What is needed:
Go through the data below. Pull out every line that has the word "from".

Provided entries:
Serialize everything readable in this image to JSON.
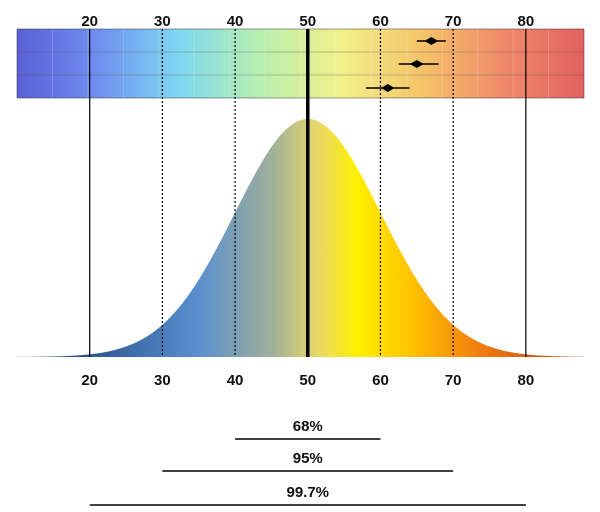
{
  "chart_data": {
    "type": "area",
    "distribution": "normal",
    "mean": 50,
    "sd": 10,
    "xlim": [
      10,
      88
    ],
    "x_ticks_top": [
      20,
      30,
      40,
      50,
      60,
      70,
      80
    ],
    "x_ticks_bottom": [
      20,
      30,
      40,
      50,
      60,
      70,
      80
    ],
    "vertical_lines": [
      {
        "x": 20,
        "style": "solid"
      },
      {
        "x": 30,
        "style": "dotted"
      },
      {
        "x": 40,
        "style": "dotted"
      },
      {
        "x": 50,
        "style": "solid-bold"
      },
      {
        "x": 60,
        "style": "dotted"
      },
      {
        "x": 70,
        "style": "dotted"
      },
      {
        "x": 80,
        "style": "solid"
      }
    ],
    "color_band": {
      "description": "spectrum color band from blue (low) to red (high)",
      "colors": [
        "#5a5fd6",
        "#6f8ff0",
        "#7fd8f2",
        "#b8f0b0",
        "#f2f08a",
        "#f5c46a",
        "#f08a6a",
        "#e26060"
      ]
    },
    "point_estimates": [
      {
        "value": 67,
        "ci": [
          65,
          69
        ]
      },
      {
        "value": 65,
        "ci": [
          62.5,
          68
        ]
      },
      {
        "value": 61,
        "ci": [
          58,
          64
        ]
      }
    ],
    "ranges": [
      {
        "label": "68%",
        "from": 40,
        "to": 60
      },
      {
        "label": "95%",
        "from": 30,
        "to": 70
      },
      {
        "label": "99.7%",
        "from": 20,
        "to": 80
      }
    ]
  }
}
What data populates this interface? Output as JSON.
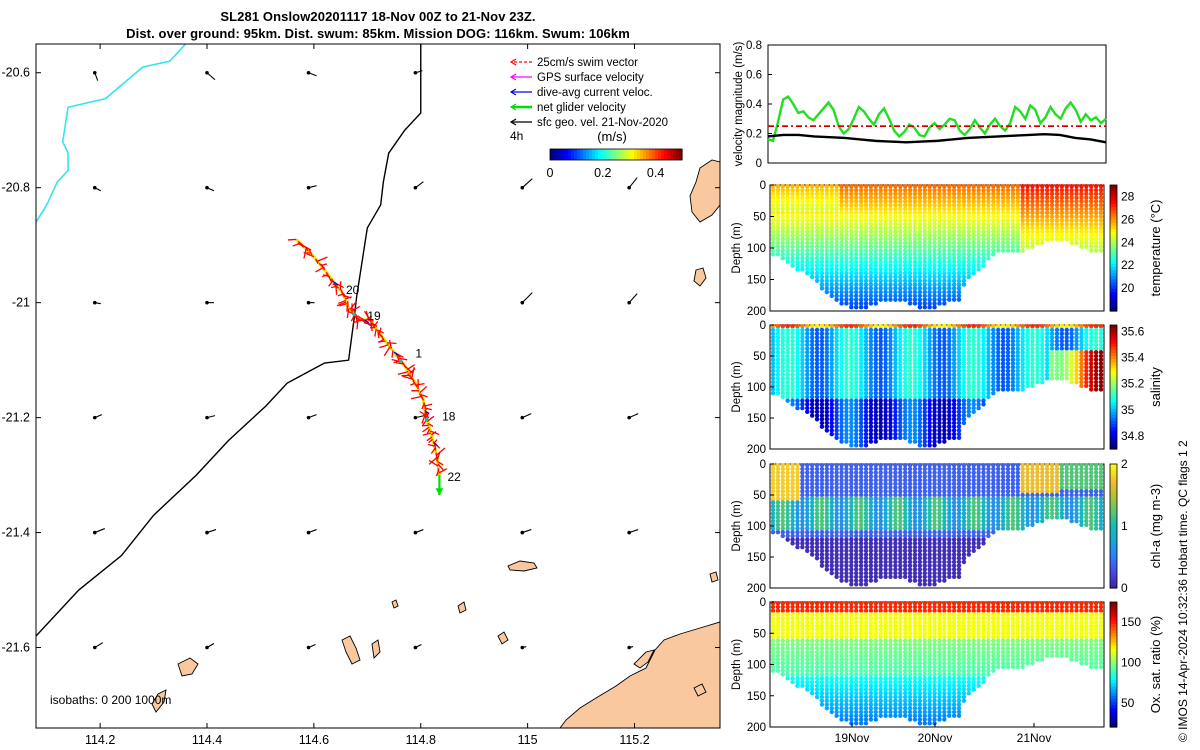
{
  "header": {
    "line1": "SL281 Onslow20201117 18-Nov 00Z to 21-Nov 23Z.",
    "line2": "Dist. over ground: 95km. Dist. swum: 85km. Mission DOG: 116km. Swum: 106km"
  },
  "colors": {
    "swim": "#ff0000",
    "gps": "#ff00ff",
    "current": "#0000ff",
    "net": "#00dd00",
    "geo": "#000000",
    "land": "#f9c89e",
    "coast": "#33e5f0",
    "track": "#e8e800"
  },
  "chart_data": [
    {
      "type": "map",
      "xlabel": "longitude",
      "ylabel": "latitude",
      "xlim": [
        114.08,
        115.36
      ],
      "ylim": [
        -21.74,
        -20.55
      ],
      "x_ticks": [
        "114.2",
        "114.4",
        "114.6",
        "114.8",
        "115",
        "115.2"
      ],
      "x_tick_values": [
        114.2,
        114.4,
        114.6,
        114.8,
        115.0,
        115.2
      ],
      "y_ticks": [
        "-20.6",
        "-20.8",
        "-21",
        "-21.2",
        "-21.4",
        "-21.6"
      ],
      "y_tick_values": [
        -20.6,
        -20.8,
        -21.0,
        -21.2,
        -21.4,
        -21.6
      ],
      "legend": [
        {
          "label": "25cm/s swim vector",
          "color": "#ff0000"
        },
        {
          "label": "GPS surface velocity",
          "color": "#ff00ff"
        },
        {
          "label": "dive-avg current veloc.",
          "color": "#0000ff"
        },
        {
          "label": "net glider velocity",
          "color": "#00dd00"
        },
        {
          "label": "sfc geo. vel. 21-Nov-2020",
          "color": "#000000"
        }
      ],
      "legend_note": "4h",
      "colorbar": {
        "label": "(m/s)",
        "ticks": [
          "0",
          "0.2",
          "0.4"
        ],
        "range": [
          0,
          0.5
        ]
      },
      "isobath_text": "isobaths: 0   200  1000m",
      "day_labels": [
        {
          "text": "20",
          "lon": 114.66,
          "lat": -20.985
        },
        {
          "text": "19",
          "lon": 114.7,
          "lat": -21.03
        },
        {
          "text": "1",
          "lon": 114.79,
          "lat": -21.095
        },
        {
          "text": "18",
          "lon": 114.84,
          "lat": -21.205
        },
        {
          "text": "22",
          "lon": 114.85,
          "lat": -21.31
        }
      ],
      "track": [
        [
          114.567,
          -20.89
        ],
        [
          114.6,
          -20.92
        ],
        [
          114.63,
          -20.955
        ],
        [
          114.655,
          -20.985
        ],
        [
          114.665,
          -21.01
        ],
        [
          114.685,
          -21.03
        ],
        [
          114.705,
          -21.03
        ],
        [
          114.72,
          -21.05
        ],
        [
          114.745,
          -21.08
        ],
        [
          114.77,
          -21.11
        ],
        [
          114.79,
          -21.14
        ],
        [
          114.805,
          -21.17
        ],
        [
          114.81,
          -21.2
        ],
        [
          114.82,
          -21.23
        ],
        [
          114.83,
          -21.265
        ],
        [
          114.835,
          -21.3
        ]
      ],
      "net_velocity": {
        "lon": 114.835,
        "lat": -21.3,
        "dlon": 0,
        "dlat": -0.035
      },
      "shelf_isobath": [
        [
          114.08,
          -21.58
        ],
        [
          114.16,
          -21.5
        ],
        [
          114.24,
          -21.44
        ],
        [
          114.3,
          -21.37
        ],
        [
          114.38,
          -21.3
        ],
        [
          114.44,
          -21.24
        ],
        [
          114.51,
          -21.18
        ],
        [
          114.55,
          -21.14
        ],
        [
          114.59,
          -21.12
        ],
        [
          114.62,
          -21.105
        ],
        [
          114.665,
          -21.1
        ],
        [
          114.675,
          -21.03
        ],
        [
          114.68,
          -20.99
        ],
        [
          114.69,
          -20.93
        ],
        [
          114.7,
          -20.87
        ],
        [
          114.725,
          -20.83
        ],
        [
          114.73,
          -20.79
        ],
        [
          114.74,
          -20.74
        ],
        [
          114.77,
          -20.7
        ],
        [
          114.8,
          -20.67
        ],
        [
          114.8,
          -20.55
        ]
      ],
      "inshore_isobath": [
        [
          114.08,
          -20.86
        ],
        [
          114.1,
          -20.83
        ],
        [
          114.12,
          -20.79
        ],
        [
          114.14,
          -20.77
        ],
        [
          114.14,
          -20.74
        ],
        [
          114.13,
          -20.72
        ],
        [
          114.14,
          -20.66
        ],
        [
          114.21,
          -20.645
        ],
        [
          114.28,
          -20.59
        ],
        [
          114.33,
          -20.58
        ],
        [
          114.36,
          -20.55
        ]
      ],
      "geo_vectors": [
        {
          "lon": 114.19,
          "lat": -20.6,
          "dx": 3,
          "dy": 8
        },
        {
          "lon": 114.4,
          "lat": -20.6,
          "dx": 8,
          "dy": 7
        },
        {
          "lon": 114.59,
          "lat": -20.6,
          "dx": 8,
          "dy": 3
        },
        {
          "lon": 114.79,
          "lat": -20.6,
          "dx": 7,
          "dy": -2
        },
        {
          "lon": 114.19,
          "lat": -20.8,
          "dx": 6,
          "dy": 3
        },
        {
          "lon": 114.4,
          "lat": -20.8,
          "dx": 7,
          "dy": 3
        },
        {
          "lon": 114.59,
          "lat": -20.8,
          "dx": 8,
          "dy": -2
        },
        {
          "lon": 114.79,
          "lat": -20.8,
          "dx": 8,
          "dy": -6
        },
        {
          "lon": 114.99,
          "lat": -20.8,
          "dx": 10,
          "dy": -9
        },
        {
          "lon": 115.19,
          "lat": -20.8,
          "dx": 8,
          "dy": -10
        },
        {
          "lon": 114.19,
          "lat": -21.0,
          "dx": 6,
          "dy": 1
        },
        {
          "lon": 114.4,
          "lat": -21.0,
          "dx": 7,
          "dy": 0
        },
        {
          "lon": 114.59,
          "lat": -21.0,
          "dx": 6,
          "dy": 0
        },
        {
          "lon": 114.99,
          "lat": -21.0,
          "dx": 10,
          "dy": -10
        },
        {
          "lon": 115.19,
          "lat": -21.0,
          "dx": 8,
          "dy": -9
        },
        {
          "lon": 114.19,
          "lat": -21.2,
          "dx": 7,
          "dy": -3
        },
        {
          "lon": 114.4,
          "lat": -21.2,
          "dx": 8,
          "dy": -2
        },
        {
          "lon": 114.59,
          "lat": -21.2,
          "dx": 8,
          "dy": -3
        },
        {
          "lon": 114.79,
          "lat": -21.2,
          "dx": 9,
          "dy": -2
        },
        {
          "lon": 114.99,
          "lat": -21.2,
          "dx": 9,
          "dy": -4
        },
        {
          "lon": 115.19,
          "lat": -21.2,
          "dx": 9,
          "dy": -4
        },
        {
          "lon": 114.19,
          "lat": -21.4,
          "dx": 10,
          "dy": -4
        },
        {
          "lon": 114.4,
          "lat": -21.4,
          "dx": 9,
          "dy": -3
        },
        {
          "lon": 114.59,
          "lat": -21.4,
          "dx": 8,
          "dy": -3
        },
        {
          "lon": 114.79,
          "lat": -21.4,
          "dx": 8,
          "dy": -3
        },
        {
          "lon": 114.99,
          "lat": -21.4,
          "dx": 9,
          "dy": -3
        },
        {
          "lon": 115.19,
          "lat": -21.4,
          "dx": 9,
          "dy": -3
        },
        {
          "lon": 114.19,
          "lat": -21.6,
          "dx": 8,
          "dy": -5
        },
        {
          "lon": 114.4,
          "lat": -21.6,
          "dx": 7,
          "dy": -4
        },
        {
          "lon": 114.59,
          "lat": -21.6,
          "dx": 7,
          "dy": -3
        },
        {
          "lon": 114.79,
          "lat": -21.6,
          "dx": 6,
          "dy": -3
        },
        {
          "lon": 114.99,
          "lat": -21.6,
          "dx": 4,
          "dy": -1
        },
        {
          "lon": 115.19,
          "lat": -21.6,
          "dx": 4,
          "dy": -1
        }
      ]
    },
    {
      "type": "line",
      "ylabel": "velocity magnitude (m/s)",
      "ylim": [
        0,
        0.8
      ],
      "y_ticks": [
        "0",
        "0.2",
        "0.4",
        "0.6",
        "0.8"
      ],
      "y_tick_values": [
        0,
        0.2,
        0.4,
        0.6,
        0.8
      ],
      "series": [
        {
          "name": "net glider velocity",
          "color": "#22dd22",
          "values": [
            0.16,
            0.15,
            0.28,
            0.43,
            0.45,
            0.4,
            0.34,
            0.35,
            0.31,
            0.29,
            0.33,
            0.37,
            0.41,
            0.36,
            0.25,
            0.2,
            0.23,
            0.3,
            0.38,
            0.35,
            0.3,
            0.26,
            0.33,
            0.37,
            0.3,
            0.22,
            0.18,
            0.21,
            0.26,
            0.24,
            0.19,
            0.18,
            0.24,
            0.27,
            0.23,
            0.26,
            0.3,
            0.29,
            0.22,
            0.19,
            0.23,
            0.29,
            0.24,
            0.2,
            0.26,
            0.3,
            0.25,
            0.22,
            0.27,
            0.38,
            0.35,
            0.3,
            0.39,
            0.36,
            0.27,
            0.31,
            0.38,
            0.33,
            0.3,
            0.37,
            0.41,
            0.36,
            0.28,
            0.33,
            0.29,
            0.31,
            0.27,
            0.3
          ]
        },
        {
          "name": "25cm/s swim",
          "color": "#dd0000",
          "dashed": true,
          "values": [
            0.25,
            0.25
          ]
        },
        {
          "name": "sfc geo. vel.",
          "color": "#000000",
          "values": [
            0.18,
            0.19,
            0.19,
            0.18,
            0.175,
            0.17,
            0.16,
            0.15,
            0.145,
            0.14,
            0.145,
            0.15,
            0.16,
            0.17,
            0.175,
            0.18,
            0.185,
            0.19,
            0.195,
            0.19,
            0.17,
            0.16,
            0.14
          ]
        }
      ]
    },
    {
      "type": "scatter",
      "name": "temperature",
      "ylabel": "Depth (m)",
      "colorbar_label": "temperature (°C)",
      "ylim": [
        200,
        0
      ],
      "y_ticks": [
        "0",
        "50",
        "100",
        "150",
        "200"
      ],
      "y_tick_values": [
        0,
        50,
        100,
        150,
        200
      ],
      "clim": [
        18,
        29
      ],
      "cbar_ticks": [
        "20",
        "22",
        "24",
        "26",
        "28"
      ],
      "cbar_tick_values": [
        20,
        22,
        24,
        26,
        28
      ]
    },
    {
      "type": "scatter",
      "name": "salinity",
      "ylabel": "Depth (m)",
      "colorbar_label": "salinity",
      "ylim": [
        200,
        0
      ],
      "y_ticks": [
        "0",
        "50",
        "100",
        "150",
        "200"
      ],
      "y_tick_values": [
        0,
        50,
        100,
        150,
        200
      ],
      "clim": [
        34.7,
        35.65
      ],
      "cbar_ticks": [
        "34.8",
        "35",
        "35.2",
        "35.4",
        "35.6"
      ],
      "cbar_tick_values": [
        34.8,
        35.0,
        35.2,
        35.4,
        35.6
      ]
    },
    {
      "type": "scatter",
      "name": "chla",
      "ylabel": "Depth (m)",
      "colorbar_label": "chl-a (mg m-3)",
      "ylim": [
        200,
        0
      ],
      "y_ticks": [
        "0",
        "50",
        "100",
        "150",
        "200"
      ],
      "y_tick_values": [
        0,
        50,
        100,
        150,
        200
      ],
      "clim": [
        0,
        2
      ],
      "cbar_ticks": [
        "0",
        "1",
        "2"
      ],
      "cbar_tick_values": [
        0,
        1,
        2
      ]
    },
    {
      "type": "scatter",
      "name": "oxygen",
      "ylabel": "Depth (m)",
      "colorbar_label": "Ox. sat. ratio (%)",
      "ylim": [
        200,
        0
      ],
      "y_ticks": [
        "0",
        "50",
        "100",
        "150",
        "200"
      ],
      "y_tick_values": [
        0,
        50,
        100,
        150,
        200
      ],
      "clim": [
        20,
        175
      ],
      "cbar_ticks": [
        "50",
        "100",
        "150"
      ],
      "cbar_tick_values": [
        50,
        100,
        150
      ],
      "x_ticks": [
        "19Nov",
        "20Nov",
        "21Nov"
      ],
      "x_tick_values": [
        1,
        2,
        3
      ]
    }
  ],
  "footer_note": "© IMOS 14-Apr-2024 10:32:36 Hobart time. QC flags 1  2"
}
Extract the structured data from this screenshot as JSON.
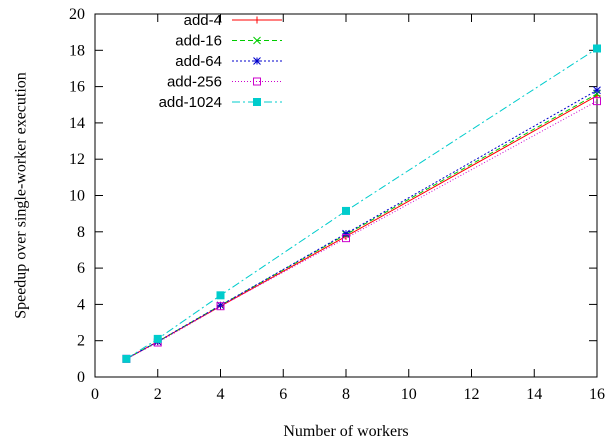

Written response:
      "description": "spectrum color band from blue (low) to red (high)",
        "from": 40,
        "from": 30,
        "from": 20,
Extract the structured data from this screenshot as JSON.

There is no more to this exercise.